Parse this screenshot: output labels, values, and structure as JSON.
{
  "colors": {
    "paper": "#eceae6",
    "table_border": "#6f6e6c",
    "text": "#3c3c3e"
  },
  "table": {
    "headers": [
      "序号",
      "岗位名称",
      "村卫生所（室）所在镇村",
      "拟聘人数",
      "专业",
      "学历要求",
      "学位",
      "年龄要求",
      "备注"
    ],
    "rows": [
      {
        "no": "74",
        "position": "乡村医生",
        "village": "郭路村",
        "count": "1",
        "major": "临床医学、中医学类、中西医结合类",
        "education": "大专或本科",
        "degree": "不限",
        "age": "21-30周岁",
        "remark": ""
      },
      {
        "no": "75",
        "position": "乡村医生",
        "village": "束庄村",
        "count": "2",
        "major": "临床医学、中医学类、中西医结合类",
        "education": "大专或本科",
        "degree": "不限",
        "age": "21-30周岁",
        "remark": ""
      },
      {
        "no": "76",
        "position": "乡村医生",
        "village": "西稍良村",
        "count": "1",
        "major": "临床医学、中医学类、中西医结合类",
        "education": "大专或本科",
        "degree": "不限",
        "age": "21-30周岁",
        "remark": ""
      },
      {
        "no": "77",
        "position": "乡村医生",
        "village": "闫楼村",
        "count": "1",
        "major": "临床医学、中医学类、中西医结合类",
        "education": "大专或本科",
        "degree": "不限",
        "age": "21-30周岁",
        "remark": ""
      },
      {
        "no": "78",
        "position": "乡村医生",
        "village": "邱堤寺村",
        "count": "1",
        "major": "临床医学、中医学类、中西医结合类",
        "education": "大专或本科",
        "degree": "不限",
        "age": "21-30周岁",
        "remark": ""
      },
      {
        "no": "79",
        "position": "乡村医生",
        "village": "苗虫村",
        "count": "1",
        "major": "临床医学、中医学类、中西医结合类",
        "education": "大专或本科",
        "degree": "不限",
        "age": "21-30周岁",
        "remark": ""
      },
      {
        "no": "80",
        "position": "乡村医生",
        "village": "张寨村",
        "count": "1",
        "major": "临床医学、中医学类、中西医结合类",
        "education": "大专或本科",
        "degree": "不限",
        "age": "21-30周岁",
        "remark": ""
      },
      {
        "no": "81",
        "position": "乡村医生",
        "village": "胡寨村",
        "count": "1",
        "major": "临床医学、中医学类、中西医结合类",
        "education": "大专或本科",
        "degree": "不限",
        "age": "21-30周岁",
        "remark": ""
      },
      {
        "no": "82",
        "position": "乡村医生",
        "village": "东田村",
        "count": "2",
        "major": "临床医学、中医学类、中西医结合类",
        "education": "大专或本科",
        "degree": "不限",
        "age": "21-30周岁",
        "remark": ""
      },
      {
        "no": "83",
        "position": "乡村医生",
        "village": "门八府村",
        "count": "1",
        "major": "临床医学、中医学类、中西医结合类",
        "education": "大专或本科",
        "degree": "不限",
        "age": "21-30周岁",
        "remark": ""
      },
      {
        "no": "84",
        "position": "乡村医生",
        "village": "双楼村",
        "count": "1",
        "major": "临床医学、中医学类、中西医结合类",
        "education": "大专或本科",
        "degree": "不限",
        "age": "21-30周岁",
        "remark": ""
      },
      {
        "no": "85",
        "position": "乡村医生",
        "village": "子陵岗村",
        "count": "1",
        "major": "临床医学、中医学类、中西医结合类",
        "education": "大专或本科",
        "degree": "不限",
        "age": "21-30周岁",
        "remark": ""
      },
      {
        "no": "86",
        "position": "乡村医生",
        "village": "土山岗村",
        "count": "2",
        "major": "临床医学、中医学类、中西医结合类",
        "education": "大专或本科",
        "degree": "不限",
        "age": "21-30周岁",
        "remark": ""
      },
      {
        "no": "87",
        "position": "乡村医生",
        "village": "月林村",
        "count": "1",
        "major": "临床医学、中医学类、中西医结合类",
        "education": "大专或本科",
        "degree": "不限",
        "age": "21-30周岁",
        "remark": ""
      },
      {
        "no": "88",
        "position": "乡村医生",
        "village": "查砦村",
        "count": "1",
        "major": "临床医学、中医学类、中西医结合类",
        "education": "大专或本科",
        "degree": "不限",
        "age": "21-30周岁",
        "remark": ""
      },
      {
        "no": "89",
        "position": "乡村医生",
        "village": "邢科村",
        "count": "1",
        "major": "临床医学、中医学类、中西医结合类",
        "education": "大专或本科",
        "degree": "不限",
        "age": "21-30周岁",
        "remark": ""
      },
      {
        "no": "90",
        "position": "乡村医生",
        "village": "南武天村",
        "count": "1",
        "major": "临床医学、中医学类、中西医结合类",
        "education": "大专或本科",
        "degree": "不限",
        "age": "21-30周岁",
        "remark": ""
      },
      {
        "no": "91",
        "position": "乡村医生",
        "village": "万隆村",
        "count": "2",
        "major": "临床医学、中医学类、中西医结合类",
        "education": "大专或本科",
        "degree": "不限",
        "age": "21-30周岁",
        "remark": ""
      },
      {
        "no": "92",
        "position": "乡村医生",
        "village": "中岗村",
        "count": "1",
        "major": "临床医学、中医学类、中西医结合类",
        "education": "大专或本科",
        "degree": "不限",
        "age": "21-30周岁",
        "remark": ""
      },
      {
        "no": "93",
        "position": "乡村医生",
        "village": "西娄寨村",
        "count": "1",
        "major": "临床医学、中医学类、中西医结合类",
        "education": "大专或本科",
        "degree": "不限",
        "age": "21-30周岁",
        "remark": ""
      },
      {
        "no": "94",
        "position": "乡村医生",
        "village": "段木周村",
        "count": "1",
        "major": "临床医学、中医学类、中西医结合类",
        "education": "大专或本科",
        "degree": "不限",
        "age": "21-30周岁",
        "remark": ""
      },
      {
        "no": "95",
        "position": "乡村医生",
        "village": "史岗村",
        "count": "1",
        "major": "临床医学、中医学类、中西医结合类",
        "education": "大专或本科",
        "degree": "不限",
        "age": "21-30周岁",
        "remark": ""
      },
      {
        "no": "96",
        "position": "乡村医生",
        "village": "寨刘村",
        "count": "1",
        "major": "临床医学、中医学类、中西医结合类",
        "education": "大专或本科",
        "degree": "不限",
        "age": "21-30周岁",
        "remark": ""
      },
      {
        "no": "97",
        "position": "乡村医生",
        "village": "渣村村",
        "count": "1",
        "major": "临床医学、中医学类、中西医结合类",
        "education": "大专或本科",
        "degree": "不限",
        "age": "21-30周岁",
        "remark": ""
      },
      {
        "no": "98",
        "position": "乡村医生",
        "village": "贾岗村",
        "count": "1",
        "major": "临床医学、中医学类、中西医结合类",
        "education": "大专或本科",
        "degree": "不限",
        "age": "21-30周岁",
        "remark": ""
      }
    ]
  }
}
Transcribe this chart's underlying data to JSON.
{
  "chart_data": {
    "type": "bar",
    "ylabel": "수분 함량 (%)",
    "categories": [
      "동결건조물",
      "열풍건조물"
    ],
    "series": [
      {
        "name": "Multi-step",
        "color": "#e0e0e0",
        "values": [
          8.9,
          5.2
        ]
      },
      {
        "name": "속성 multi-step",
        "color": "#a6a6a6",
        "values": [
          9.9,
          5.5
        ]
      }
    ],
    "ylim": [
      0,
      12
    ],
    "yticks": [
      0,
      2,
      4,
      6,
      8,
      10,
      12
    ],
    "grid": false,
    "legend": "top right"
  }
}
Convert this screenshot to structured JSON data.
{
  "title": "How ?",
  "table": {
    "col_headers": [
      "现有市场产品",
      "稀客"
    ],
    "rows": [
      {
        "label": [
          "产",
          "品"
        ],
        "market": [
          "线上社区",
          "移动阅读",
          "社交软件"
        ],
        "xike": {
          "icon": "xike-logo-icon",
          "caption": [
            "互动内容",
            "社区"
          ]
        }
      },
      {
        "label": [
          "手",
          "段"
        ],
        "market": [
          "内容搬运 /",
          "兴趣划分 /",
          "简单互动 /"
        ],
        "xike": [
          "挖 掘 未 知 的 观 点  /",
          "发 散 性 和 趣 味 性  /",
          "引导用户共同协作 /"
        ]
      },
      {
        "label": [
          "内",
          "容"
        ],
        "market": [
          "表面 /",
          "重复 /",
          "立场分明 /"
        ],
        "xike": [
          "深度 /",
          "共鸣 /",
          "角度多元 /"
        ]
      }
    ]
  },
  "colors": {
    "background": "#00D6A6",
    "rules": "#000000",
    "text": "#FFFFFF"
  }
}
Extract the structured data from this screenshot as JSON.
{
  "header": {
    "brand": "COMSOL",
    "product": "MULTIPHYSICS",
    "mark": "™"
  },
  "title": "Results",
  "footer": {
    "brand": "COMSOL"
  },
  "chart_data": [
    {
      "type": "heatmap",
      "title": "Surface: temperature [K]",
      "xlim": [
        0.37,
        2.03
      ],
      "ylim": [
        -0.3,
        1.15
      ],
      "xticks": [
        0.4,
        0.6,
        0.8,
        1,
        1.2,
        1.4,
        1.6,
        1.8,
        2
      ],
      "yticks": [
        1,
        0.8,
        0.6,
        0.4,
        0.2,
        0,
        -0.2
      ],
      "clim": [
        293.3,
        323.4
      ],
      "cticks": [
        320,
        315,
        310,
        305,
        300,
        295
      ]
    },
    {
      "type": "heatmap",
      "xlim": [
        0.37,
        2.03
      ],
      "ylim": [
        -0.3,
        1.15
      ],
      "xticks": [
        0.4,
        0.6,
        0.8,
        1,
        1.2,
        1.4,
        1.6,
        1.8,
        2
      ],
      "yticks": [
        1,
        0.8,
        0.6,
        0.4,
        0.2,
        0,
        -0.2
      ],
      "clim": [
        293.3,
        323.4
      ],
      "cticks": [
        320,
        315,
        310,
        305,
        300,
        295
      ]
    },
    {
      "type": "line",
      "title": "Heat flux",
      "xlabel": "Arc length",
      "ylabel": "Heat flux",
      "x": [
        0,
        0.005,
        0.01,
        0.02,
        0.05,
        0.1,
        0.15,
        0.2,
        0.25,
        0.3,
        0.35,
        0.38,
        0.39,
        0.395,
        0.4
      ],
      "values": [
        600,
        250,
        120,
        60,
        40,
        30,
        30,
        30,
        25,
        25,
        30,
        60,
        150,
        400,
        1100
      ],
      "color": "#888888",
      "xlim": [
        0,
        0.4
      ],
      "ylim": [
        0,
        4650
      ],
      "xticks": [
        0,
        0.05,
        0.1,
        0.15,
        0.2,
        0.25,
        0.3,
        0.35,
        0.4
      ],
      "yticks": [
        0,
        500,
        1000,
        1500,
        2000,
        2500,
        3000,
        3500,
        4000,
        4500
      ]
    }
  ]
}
^^^^
__Written problem__:
From the entries above, extract each line containing "JSON".

__Solution for this exercise__:
Parse this screenshot: output labels, values, and structure as JSON.
Transcribe this chart's underlying data to JSON.
Convert this screenshot to structured JSON data.
Extract the structured data from this screenshot as JSON.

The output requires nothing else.